*REQUIRED TASK*: Pick out the lines containing "наклоняется".

Stored records
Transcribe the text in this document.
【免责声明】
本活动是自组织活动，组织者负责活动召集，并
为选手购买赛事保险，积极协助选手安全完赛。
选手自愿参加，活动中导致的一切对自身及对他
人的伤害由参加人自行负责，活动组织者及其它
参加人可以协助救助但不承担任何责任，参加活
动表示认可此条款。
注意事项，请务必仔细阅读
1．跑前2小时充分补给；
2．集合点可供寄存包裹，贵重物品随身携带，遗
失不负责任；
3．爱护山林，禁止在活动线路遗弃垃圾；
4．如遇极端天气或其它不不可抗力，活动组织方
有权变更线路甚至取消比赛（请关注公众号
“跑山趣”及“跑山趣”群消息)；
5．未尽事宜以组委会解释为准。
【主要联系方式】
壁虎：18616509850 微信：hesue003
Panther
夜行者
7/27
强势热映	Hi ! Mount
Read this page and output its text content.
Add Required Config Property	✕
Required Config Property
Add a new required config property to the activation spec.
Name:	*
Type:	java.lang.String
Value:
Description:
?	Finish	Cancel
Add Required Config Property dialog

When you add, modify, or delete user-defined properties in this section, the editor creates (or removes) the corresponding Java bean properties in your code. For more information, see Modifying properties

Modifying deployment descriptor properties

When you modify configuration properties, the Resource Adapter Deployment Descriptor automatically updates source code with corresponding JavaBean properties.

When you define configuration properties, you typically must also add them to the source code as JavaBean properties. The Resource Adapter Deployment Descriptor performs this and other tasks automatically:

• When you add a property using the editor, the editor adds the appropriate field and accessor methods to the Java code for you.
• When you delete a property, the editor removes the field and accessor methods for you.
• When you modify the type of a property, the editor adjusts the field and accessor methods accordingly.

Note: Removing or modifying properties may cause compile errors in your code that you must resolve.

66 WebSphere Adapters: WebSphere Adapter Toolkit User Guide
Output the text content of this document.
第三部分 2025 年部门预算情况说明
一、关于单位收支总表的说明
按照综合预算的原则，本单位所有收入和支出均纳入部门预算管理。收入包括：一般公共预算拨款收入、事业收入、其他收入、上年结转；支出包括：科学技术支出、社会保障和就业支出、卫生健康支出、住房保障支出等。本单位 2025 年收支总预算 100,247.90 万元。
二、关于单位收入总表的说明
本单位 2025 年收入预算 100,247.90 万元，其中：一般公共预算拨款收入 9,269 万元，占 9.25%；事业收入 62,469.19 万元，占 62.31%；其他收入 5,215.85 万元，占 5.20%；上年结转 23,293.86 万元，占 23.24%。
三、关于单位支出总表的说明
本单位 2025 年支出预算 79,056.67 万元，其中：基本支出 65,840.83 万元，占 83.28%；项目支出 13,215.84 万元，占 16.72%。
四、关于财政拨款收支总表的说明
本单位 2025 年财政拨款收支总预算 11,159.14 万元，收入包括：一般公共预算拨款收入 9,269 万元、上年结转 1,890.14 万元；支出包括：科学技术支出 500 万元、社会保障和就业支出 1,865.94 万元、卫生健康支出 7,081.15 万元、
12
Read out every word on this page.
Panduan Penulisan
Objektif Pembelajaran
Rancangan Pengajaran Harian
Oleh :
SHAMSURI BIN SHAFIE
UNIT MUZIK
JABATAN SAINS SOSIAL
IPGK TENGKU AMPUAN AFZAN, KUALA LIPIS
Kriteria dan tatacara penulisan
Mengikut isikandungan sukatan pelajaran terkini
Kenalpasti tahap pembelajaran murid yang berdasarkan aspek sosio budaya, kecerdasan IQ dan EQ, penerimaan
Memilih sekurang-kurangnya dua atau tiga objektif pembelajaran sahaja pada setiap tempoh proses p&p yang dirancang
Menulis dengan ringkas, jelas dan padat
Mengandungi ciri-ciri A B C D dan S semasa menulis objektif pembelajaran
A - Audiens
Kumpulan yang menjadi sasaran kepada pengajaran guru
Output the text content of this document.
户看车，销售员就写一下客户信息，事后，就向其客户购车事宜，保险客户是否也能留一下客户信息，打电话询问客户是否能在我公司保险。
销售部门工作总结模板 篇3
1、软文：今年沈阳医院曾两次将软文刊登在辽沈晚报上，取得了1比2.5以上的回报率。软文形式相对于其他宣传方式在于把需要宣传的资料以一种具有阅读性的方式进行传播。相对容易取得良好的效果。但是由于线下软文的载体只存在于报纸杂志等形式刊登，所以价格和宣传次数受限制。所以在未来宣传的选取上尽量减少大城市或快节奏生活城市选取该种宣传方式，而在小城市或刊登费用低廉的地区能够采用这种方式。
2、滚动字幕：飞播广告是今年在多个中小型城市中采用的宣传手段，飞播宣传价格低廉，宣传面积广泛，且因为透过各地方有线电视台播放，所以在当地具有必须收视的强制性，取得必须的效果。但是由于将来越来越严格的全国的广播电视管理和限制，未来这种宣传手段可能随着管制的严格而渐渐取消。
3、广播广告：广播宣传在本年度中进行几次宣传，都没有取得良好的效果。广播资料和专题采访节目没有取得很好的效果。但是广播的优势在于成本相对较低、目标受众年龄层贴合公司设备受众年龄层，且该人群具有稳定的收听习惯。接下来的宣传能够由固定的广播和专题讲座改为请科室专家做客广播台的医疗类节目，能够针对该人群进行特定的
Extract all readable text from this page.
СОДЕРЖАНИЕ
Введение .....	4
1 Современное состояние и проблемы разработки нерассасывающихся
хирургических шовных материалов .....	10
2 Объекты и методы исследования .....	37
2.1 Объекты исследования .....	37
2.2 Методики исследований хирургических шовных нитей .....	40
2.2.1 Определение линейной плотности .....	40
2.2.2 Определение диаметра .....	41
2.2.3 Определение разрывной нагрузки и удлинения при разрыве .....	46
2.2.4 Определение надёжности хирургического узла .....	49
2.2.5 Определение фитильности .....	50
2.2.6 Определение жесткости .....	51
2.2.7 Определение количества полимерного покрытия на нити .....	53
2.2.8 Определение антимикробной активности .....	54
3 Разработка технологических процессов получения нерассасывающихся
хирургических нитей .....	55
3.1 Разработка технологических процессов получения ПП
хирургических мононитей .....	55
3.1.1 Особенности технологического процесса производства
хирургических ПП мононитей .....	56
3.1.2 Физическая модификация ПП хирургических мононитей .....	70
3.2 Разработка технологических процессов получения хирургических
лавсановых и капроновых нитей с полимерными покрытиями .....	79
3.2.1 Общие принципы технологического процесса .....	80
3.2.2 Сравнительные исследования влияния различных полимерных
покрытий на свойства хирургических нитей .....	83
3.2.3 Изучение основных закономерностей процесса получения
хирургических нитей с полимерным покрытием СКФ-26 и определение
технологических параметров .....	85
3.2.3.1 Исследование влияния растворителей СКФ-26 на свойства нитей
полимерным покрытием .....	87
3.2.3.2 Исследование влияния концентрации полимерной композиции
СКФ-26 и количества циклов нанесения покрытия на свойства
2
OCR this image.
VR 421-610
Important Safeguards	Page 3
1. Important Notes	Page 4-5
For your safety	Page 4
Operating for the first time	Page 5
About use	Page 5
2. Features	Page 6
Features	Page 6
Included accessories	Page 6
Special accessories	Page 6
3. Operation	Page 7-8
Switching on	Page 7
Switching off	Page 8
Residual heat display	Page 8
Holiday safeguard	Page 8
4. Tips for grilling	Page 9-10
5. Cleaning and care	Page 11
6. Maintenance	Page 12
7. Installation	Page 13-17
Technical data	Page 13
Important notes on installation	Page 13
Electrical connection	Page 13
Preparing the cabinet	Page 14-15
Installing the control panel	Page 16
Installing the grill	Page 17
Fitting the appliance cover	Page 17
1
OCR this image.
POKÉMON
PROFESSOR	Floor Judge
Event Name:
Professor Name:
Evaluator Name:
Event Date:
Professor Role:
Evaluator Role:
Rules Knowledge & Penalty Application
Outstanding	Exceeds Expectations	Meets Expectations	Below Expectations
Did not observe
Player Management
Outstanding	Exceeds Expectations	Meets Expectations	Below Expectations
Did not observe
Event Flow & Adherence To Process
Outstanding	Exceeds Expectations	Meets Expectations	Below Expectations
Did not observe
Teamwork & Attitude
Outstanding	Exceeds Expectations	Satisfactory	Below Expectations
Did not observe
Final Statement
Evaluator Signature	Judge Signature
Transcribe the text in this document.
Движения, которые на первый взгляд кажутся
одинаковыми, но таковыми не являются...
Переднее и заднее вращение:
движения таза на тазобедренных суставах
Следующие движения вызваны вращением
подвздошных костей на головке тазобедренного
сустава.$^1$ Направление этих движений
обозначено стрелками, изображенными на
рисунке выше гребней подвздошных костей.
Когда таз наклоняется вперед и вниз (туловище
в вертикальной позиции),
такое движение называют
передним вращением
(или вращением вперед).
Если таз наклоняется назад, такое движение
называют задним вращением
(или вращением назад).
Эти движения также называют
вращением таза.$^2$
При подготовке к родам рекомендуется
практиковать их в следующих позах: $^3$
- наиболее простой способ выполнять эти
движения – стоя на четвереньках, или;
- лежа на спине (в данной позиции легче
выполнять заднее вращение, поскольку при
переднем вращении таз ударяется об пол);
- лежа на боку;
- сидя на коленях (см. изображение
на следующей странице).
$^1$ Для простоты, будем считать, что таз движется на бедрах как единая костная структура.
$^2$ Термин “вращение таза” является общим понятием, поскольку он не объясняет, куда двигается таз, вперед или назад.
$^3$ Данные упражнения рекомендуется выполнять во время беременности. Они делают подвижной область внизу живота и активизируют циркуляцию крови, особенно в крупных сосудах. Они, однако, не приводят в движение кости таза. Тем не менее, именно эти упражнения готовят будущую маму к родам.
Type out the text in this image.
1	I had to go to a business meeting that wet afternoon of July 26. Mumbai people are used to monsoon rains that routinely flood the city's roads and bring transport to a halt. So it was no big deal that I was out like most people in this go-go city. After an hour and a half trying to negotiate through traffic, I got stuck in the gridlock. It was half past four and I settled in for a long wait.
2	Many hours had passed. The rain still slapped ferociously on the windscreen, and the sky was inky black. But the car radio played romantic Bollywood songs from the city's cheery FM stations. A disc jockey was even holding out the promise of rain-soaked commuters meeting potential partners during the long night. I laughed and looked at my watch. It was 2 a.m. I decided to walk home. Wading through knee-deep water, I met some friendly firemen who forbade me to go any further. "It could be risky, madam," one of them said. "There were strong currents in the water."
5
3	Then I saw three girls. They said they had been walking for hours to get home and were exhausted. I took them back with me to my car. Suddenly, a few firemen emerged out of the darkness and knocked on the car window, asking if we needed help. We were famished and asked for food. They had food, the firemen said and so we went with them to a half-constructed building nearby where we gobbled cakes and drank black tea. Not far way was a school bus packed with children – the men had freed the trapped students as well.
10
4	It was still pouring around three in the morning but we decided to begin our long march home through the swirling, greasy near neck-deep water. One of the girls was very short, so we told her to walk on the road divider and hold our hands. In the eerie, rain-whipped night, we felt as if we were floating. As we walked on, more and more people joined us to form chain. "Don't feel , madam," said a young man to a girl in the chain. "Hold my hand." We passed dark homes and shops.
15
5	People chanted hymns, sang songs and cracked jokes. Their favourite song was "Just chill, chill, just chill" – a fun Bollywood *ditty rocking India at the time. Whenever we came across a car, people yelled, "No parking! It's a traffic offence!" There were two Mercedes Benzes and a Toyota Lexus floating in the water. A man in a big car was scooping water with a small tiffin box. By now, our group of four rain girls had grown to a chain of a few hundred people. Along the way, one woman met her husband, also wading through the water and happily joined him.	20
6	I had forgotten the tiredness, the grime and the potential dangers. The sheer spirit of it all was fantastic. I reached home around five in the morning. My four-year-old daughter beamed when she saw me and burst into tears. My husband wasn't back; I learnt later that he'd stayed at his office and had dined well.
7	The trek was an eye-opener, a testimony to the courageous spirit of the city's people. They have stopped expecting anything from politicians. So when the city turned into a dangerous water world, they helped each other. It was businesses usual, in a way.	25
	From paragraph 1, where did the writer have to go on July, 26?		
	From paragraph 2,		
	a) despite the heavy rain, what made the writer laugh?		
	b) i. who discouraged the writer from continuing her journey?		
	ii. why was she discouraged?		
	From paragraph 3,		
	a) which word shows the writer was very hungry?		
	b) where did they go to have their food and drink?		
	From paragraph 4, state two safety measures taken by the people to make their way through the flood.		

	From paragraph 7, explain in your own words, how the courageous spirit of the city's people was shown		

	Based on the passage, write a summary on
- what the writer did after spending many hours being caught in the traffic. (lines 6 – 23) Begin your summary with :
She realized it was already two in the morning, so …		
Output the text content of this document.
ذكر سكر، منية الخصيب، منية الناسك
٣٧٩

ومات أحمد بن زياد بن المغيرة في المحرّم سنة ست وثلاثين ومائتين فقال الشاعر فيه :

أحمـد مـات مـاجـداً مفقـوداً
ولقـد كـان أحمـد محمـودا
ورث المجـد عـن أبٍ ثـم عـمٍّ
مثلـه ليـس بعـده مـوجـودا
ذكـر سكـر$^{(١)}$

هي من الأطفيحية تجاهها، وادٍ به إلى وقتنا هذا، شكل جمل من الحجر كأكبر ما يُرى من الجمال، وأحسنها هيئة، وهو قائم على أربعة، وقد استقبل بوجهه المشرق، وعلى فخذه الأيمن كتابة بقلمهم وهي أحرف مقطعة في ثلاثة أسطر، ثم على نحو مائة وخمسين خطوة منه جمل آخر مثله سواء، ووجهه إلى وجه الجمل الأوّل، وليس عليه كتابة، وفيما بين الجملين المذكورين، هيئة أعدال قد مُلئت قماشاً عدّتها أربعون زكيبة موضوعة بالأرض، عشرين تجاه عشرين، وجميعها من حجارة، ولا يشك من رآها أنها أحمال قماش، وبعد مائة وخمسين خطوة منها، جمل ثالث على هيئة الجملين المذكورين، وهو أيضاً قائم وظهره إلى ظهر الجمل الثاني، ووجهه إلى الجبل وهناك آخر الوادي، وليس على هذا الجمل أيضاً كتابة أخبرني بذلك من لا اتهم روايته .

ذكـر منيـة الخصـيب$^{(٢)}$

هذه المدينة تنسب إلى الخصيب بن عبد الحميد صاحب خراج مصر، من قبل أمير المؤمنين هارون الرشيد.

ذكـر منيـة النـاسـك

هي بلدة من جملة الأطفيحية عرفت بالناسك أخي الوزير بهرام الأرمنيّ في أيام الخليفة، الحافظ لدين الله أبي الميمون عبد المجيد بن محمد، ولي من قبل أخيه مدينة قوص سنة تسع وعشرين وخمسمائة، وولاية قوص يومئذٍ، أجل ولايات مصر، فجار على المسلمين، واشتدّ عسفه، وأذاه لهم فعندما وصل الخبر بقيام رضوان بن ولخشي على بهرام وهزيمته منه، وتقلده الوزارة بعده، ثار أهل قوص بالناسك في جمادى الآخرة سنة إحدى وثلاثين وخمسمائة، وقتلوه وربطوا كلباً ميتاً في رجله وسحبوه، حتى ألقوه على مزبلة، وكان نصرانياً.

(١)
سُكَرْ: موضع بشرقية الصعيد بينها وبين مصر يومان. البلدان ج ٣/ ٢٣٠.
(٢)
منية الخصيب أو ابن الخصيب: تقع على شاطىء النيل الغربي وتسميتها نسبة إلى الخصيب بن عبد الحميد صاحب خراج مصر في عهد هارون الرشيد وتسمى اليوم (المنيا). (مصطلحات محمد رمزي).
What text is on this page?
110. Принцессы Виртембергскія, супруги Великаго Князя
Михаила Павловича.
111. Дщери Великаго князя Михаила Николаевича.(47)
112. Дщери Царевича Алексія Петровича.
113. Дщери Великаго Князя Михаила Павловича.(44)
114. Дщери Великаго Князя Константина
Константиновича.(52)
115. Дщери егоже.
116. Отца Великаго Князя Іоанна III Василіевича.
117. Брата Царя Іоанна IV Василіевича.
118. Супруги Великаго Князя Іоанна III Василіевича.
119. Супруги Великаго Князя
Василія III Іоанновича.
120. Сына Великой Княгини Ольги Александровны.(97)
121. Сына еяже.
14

*RESPONSE BELOW*:
Когда таз наклоняется вперед и вниз (туловище
Если таз наклоняется назад, такое движение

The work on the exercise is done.